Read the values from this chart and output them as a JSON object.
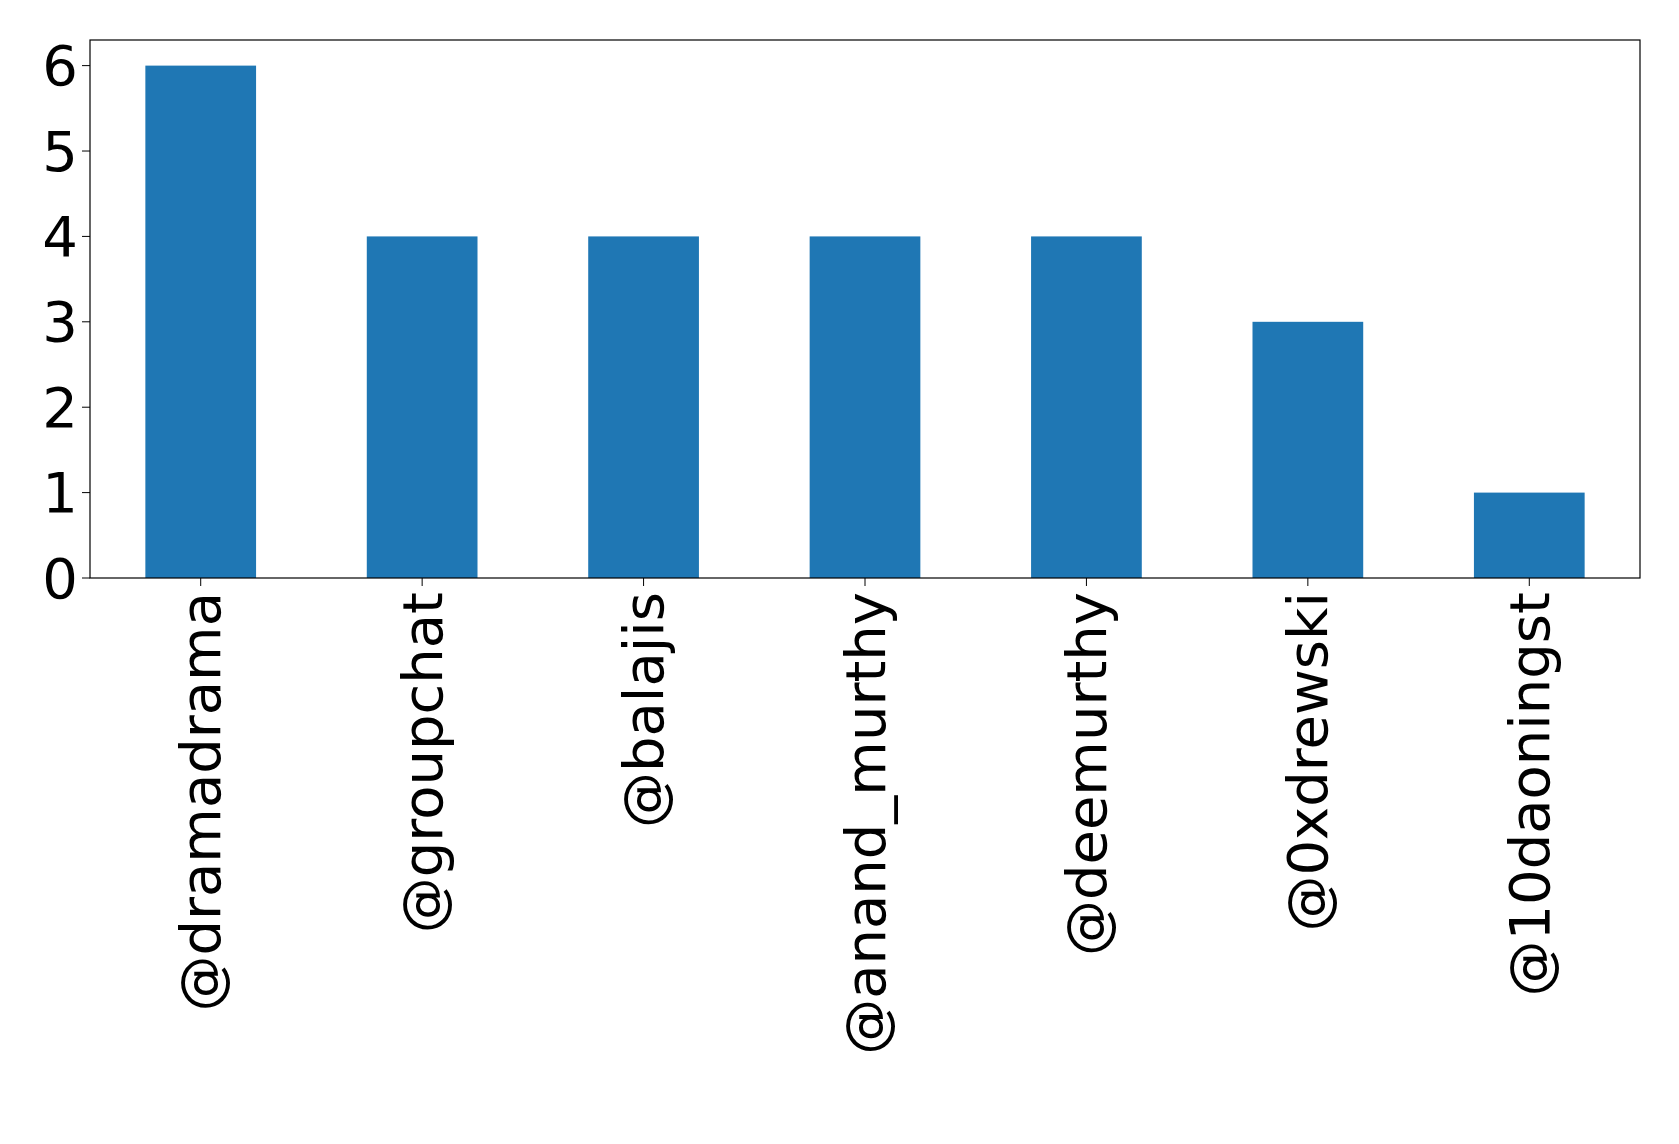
{
  "chart_data": {
    "type": "bar",
    "categories": [
      "@dramadrama",
      "@groupchat",
      "@balajis",
      "@anand_murthy",
      "@deemurthy",
      "@0xdrewski",
      "@10daoningst"
    ],
    "values": [
      6,
      4,
      4,
      4,
      4,
      3,
      1
    ],
    "color": "#1f77b4",
    "ylim": [
      0,
      6.3
    ],
    "yticks": [
      0,
      1,
      2,
      3,
      4,
      5,
      6
    ],
    "grid": false
  }
}
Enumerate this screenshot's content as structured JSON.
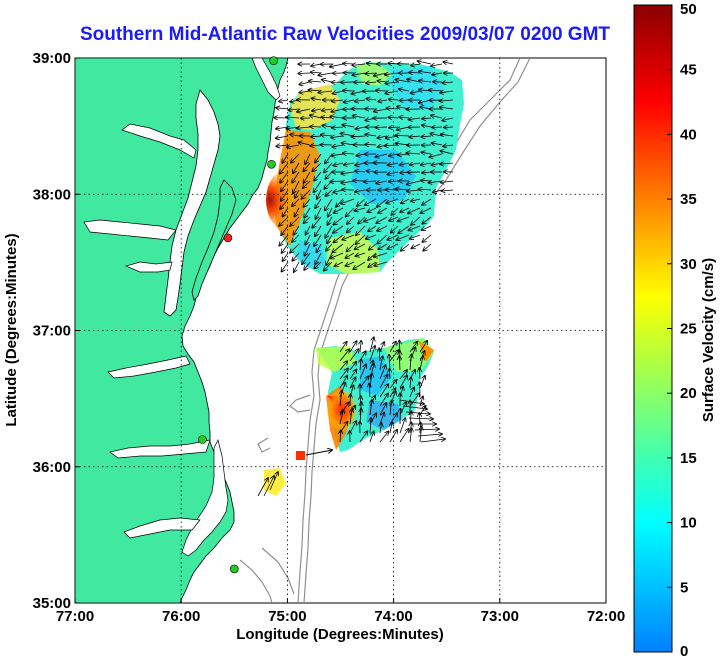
{
  "title": "Southern Mid-Atlantic Raw Velocities 2009/03/07 0200 GMT",
  "axes": {
    "xlabel": "Longitude (Degrees:Minutes)",
    "ylabel": "Latitude (Degrees:Minutes)",
    "x_ticks": [
      {
        "lon": -77,
        "label": "77:00"
      },
      {
        "lon": -76,
        "label": "76:00"
      },
      {
        "lon": -75,
        "label": "75:00"
      },
      {
        "lon": -74,
        "label": "74:00"
      },
      {
        "lon": -73,
        "label": "73:00"
      },
      {
        "lon": -72,
        "label": "72:00"
      }
    ],
    "y_ticks": [
      {
        "lat": 35,
        "label": "35:00"
      },
      {
        "lat": 36,
        "label": "36:00"
      },
      {
        "lat": 37,
        "label": "37:00"
      },
      {
        "lat": 38,
        "label": "38:00"
      },
      {
        "lat": 39,
        "label": "39:00"
      }
    ],
    "xlim": [
      -77,
      -72
    ],
    "ylim": [
      35,
      39
    ],
    "grid": true
  },
  "colorbar": {
    "label": "Surface Velocity (cm/s)",
    "min": 0,
    "max": 50,
    "ticks": [
      {
        "value": 0,
        "label": "0"
      },
      {
        "value": 5,
        "label": "5"
      },
      {
        "value": 10,
        "label": "10"
      },
      {
        "value": 15,
        "label": "15"
      },
      {
        "value": 20,
        "label": "20"
      },
      {
        "value": 25,
        "label": "25"
      },
      {
        "value": 30,
        "label": "30"
      },
      {
        "value": 35,
        "label": "35"
      },
      {
        "value": 40,
        "label": "40"
      },
      {
        "value": 45,
        "label": "45"
      },
      {
        "value": 50,
        "label": "50"
      }
    ]
  },
  "colors": {
    "land": "#40e8a0",
    "ocean": "#ffffff",
    "coastline": "#000000",
    "bathymetry": "#909090",
    "grid": "#000000",
    "title": "#1a1aff",
    "station_green": "#22cc22",
    "station_red": "#ee2222"
  },
  "chart_data": {
    "type": "heatmap",
    "regions": [
      {
        "name": "north-patch",
        "lon_range": [
          -75.15,
          -73.6
        ],
        "lat_range": [
          37.4,
          39.0
        ],
        "peak_velocity_cm_s": 45
      },
      {
        "name": "south-patch",
        "lon_range": [
          -74.55,
          -73.6
        ],
        "lat_range": [
          36.1,
          36.85
        ],
        "peak_velocity_cm_s": 45
      }
    ],
    "stations": [
      {
        "lon": -75.13,
        "lat": 38.98,
        "color": "green"
      },
      {
        "lon": -75.15,
        "lat": 38.22,
        "color": "green"
      },
      {
        "lon": -75.56,
        "lat": 37.68,
        "color": "red"
      },
      {
        "lon": -75.8,
        "lat": 36.2,
        "color": "green"
      },
      {
        "lon": -75.5,
        "lat": 35.25,
        "color": "green"
      }
    ]
  }
}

• • • •

> [Direction]
Pictures in the records above are not copied; print everything else exactly.

> [Output of the task]
Read the values from this chart and output them as a JSON object.
{
  "chart_data": {
    "type": "bar",
    "categories": [
      "@dramadrama",
      "@groupchat",
      "@balajis",
      "@anand_murthy",
      "@deemurthy",
      "@0xdrewski",
      "@10daoningst"
    ],
    "values": [
      6,
      4,
      4,
      4,
      4,
      3,
      1
    ],
    "color": "#1f77b4",
    "ylim": [
      0,
      6.3
    ],
    "yticks": [
      0,
      1,
      2,
      3,
      4,
      5,
      6
    ],
    "grid": false
  }
}
Enumerate this screenshot's content as structured JSON.
{
  "title": "Southern Mid-Atlantic Raw Velocities 2009/03/07 0200 GMT",
  "axes": {
    "xlabel": "Longitude (Degrees:Minutes)",
    "ylabel": "Latitude (Degrees:Minutes)",
    "x_ticks": [
      {
        "lon": -77,
        "label": "77:00"
      },
      {
        "lon": -76,
        "label": "76:00"
      },
      {
        "lon": -75,
        "label": "75:00"
      },
      {
        "lon": -74,
        "label": "74:00"
      },
      {
        "lon": -73,
        "label": "73:00"
      },
      {
        "lon": -72,
        "label": "72:00"
      }
    ],
    "y_ticks": [
      {
        "lat": 35,
        "label": "35:00"
      },
      {
        "lat": 36,
        "label": "36:00"
      },
      {
        "lat": 37,
        "label": "37:00"
      },
      {
        "lat": 38,
        "label": "38:00"
      },
      {
        "lat": 39,
        "label": "39:00"
      }
    ],
    "xlim": [
      -77,
      -72
    ],
    "ylim": [
      35,
      39
    ],
    "grid": true
  },
  "colorbar": {
    "label": "Surface Velocity (cm/s)",
    "min": 0,
    "max": 50,
    "ticks": [
      {
        "value": 0,
        "label": "0"
      },
      {
        "value": 5,
        "label": "5"
      },
      {
        "value": 10,
        "label": "10"
      },
      {
        "value": 15,
        "label": "15"
      },
      {
        "value": 20,
        "label": "20"
      },
      {
        "value": 25,
        "label": "25"
      },
      {
        "value": 30,
        "label": "30"
      },
      {
        "value": 35,
        "label": "35"
      },
      {
        "value": 40,
        "label": "40"
      },
      {
        "value": 45,
        "label": "45"
      },
      {
        "value": 50,
        "label": "50"
      }
    ]
  },
  "colors": {
    "land": "#40e8a0",
    "ocean": "#ffffff",
    "coastline": "#000000",
    "bathymetry": "#909090",
    "grid": "#000000",
    "title": "#1a1aff",
    "station_green": "#22cc22",
    "station_red": "#ee2222"
  },
  "chart_data": {
    "type": "heatmap",
    "regions": [
      {
        "name": "north-patch",
        "lon_range": [
          -75.15,
          -73.6
        ],
        "lat_range": [
          37.4,
          39.0
        ],
        "peak_velocity_cm_s": 45
      },
      {
        "name": "south-patch",
        "lon_range": [
          -74.55,
          -73.6
        ],
        "lat_range": [
          36.1,
          36.85
        ],
        "peak_velocity_cm_s": 45
      }
    ],
    "stations": [
      {
        "lon": -75.13,
        "lat": 38.98,
        "color": "green"
      },
      {
        "lon": -75.15,
        "lat": 38.22,
        "color": "green"
      },
      {
        "lon": -75.56,
        "lat": 37.68,
        "color": "red"
      },
      {
        "lon": -75.8,
        "lat": 36.2,
        "color": "green"
      },
      {
        "lon": -75.5,
        "lat": 35.25,
        "color": "green"
      }
    ]
  }
}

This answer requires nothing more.